=== WRITTEN REQUEST ===
Return all of the records below word for word, leaving out the pictures.

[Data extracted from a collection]
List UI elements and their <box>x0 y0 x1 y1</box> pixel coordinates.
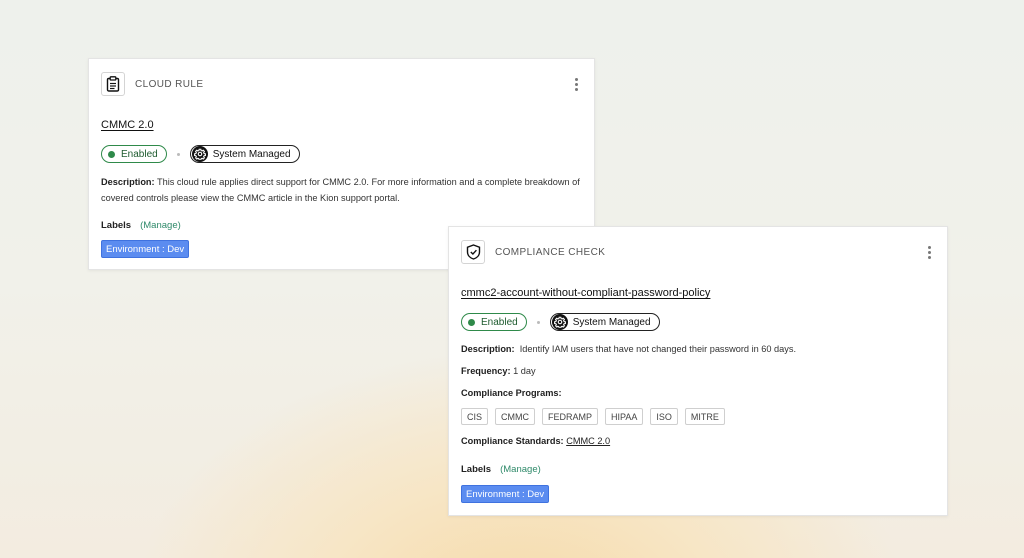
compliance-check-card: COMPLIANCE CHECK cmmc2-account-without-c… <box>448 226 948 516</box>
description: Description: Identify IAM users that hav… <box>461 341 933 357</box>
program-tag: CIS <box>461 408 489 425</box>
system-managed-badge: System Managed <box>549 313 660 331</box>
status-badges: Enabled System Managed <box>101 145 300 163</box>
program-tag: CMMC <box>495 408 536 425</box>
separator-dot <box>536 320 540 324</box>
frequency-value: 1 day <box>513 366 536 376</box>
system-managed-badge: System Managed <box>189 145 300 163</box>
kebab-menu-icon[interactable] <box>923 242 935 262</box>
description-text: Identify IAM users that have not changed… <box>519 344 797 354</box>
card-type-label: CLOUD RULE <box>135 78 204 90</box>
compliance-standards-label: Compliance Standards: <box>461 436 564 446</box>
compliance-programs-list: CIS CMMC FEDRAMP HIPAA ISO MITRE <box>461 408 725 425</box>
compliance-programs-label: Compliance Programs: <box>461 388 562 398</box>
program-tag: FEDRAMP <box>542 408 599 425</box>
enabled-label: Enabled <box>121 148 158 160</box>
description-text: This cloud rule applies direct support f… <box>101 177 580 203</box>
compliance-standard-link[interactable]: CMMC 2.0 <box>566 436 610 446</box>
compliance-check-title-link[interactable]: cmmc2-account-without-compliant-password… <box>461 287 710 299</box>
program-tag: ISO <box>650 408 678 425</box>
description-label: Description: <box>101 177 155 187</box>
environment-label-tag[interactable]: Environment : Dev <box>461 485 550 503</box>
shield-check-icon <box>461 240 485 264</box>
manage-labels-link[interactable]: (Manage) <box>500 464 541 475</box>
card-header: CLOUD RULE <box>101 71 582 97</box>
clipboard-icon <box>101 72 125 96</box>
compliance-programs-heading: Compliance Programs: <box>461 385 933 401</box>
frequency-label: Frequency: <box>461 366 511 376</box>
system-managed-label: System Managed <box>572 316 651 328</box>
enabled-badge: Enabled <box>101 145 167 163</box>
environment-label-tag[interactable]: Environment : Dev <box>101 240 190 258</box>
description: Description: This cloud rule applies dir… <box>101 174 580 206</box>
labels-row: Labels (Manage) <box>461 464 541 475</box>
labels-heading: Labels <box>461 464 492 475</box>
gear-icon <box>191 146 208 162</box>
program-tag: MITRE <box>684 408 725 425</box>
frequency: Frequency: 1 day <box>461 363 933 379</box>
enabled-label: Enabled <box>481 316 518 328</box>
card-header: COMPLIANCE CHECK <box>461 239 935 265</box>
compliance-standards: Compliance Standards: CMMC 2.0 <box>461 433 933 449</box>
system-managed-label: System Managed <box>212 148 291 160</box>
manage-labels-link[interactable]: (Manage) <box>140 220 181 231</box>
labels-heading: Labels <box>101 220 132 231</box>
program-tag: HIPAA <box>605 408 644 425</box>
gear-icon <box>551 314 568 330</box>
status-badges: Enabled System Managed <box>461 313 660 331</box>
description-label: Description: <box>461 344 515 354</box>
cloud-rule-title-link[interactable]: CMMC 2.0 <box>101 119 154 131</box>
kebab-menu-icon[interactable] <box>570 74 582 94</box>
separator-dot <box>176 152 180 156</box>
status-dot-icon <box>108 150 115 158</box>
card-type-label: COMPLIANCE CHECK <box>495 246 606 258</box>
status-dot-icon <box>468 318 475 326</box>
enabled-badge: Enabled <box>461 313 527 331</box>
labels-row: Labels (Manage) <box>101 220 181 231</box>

=== WRITTEN ANSWER ===
List UI elements and their <box>x0 y0 x1 y1</box> pixel coordinates.
compliance-check-card: COMPLIANCE CHECK cmmc2-account-without-c… <box>448 226 948 516</box>
description: Description: Identify IAM users that hav… <box>461 341 933 357</box>
program-tag: CIS <box>461 408 489 425</box>
system-managed-badge: System Managed <box>549 313 660 331</box>
status-badges: Enabled System Managed <box>101 145 300 163</box>
program-tag: CMMC <box>495 408 536 425</box>
separator-dot <box>536 320 540 324</box>
frequency-value: 1 day <box>513 366 536 376</box>
system-managed-badge: System Managed <box>189 145 300 163</box>
kebab-menu-icon[interactable] <box>923 242 935 262</box>
description-text: Identify IAM users that have not changed… <box>519 344 797 354</box>
card-type-label: CLOUD RULE <box>135 78 204 90</box>
compliance-standards-label: Compliance Standards: <box>461 436 564 446</box>
compliance-programs-list: CIS CMMC FEDRAMP HIPAA ISO MITRE <box>461 408 725 425</box>
compliance-programs-label: Compliance Programs: <box>461 388 562 398</box>
program-tag: FEDRAMP <box>542 408 599 425</box>
enabled-label: Enabled <box>121 148 158 160</box>
description-text: This cloud rule applies direct support f… <box>101 177 580 203</box>
compliance-standard-link[interactable]: CMMC 2.0 <box>566 436 610 446</box>
compliance-check-title-link[interactable]: cmmc2-account-without-compliant-password… <box>461 287 710 299</box>
program-tag: ISO <box>650 408 678 425</box>
description-label: Description: <box>101 177 155 187</box>
environment-label-tag[interactable]: Environment : Dev <box>461 485 550 503</box>
shield-check-icon <box>461 240 485 264</box>
manage-labels-link[interactable]: (Manage) <box>500 464 541 475</box>
card-header: CLOUD RULE <box>101 71 582 97</box>
clipboard-icon <box>101 72 125 96</box>
compliance-programs-heading: Compliance Programs: <box>461 385 933 401</box>
frequency-label: Frequency: <box>461 366 511 376</box>
system-managed-label: System Managed <box>572 316 651 328</box>
enabled-badge: Enabled <box>101 145 167 163</box>
environment-label-tag[interactable]: Environment : Dev <box>101 240 190 258</box>
description: Description: This cloud rule applies dir… <box>101 174 580 206</box>
labels-row: Labels (Manage) <box>461 464 541 475</box>
labels-heading: Labels <box>461 464 492 475</box>
gear-icon <box>191 146 208 162</box>
program-tag: MITRE <box>684 408 725 425</box>
frequency: Frequency: 1 day <box>461 363 933 379</box>
enabled-label: Enabled <box>481 316 518 328</box>
card-header: COMPLIANCE CHECK <box>461 239 935 265</box>
compliance-standards: Compliance Standards: CMMC 2.0 <box>461 433 933 449</box>
system-managed-label: System Managed <box>212 148 291 160</box>
manage-labels-link[interactable]: (Manage) <box>140 220 181 231</box>
labels-heading: Labels <box>101 220 132 231</box>
program-tag: HIPAA <box>605 408 644 425</box>
gear-icon <box>551 314 568 330</box>
status-badges: Enabled System Managed <box>461 313 660 331</box>
description-label: Description: <box>461 344 515 354</box>
cloud-rule-title-link[interactable]: CMMC 2.0 <box>101 119 154 131</box>
kebab-menu-icon[interactable] <box>570 74 582 94</box>
separator-dot <box>176 152 180 156</box>
status-dot-icon <box>108 150 115 158</box>
card-type-label: COMPLIANCE CHECK <box>495 246 606 258</box>
status-dot-icon <box>468 318 475 326</box>
enabled-badge: Enabled <box>461 313 527 331</box>
labels-row: Labels (Manage) <box>101 220 181 231</box>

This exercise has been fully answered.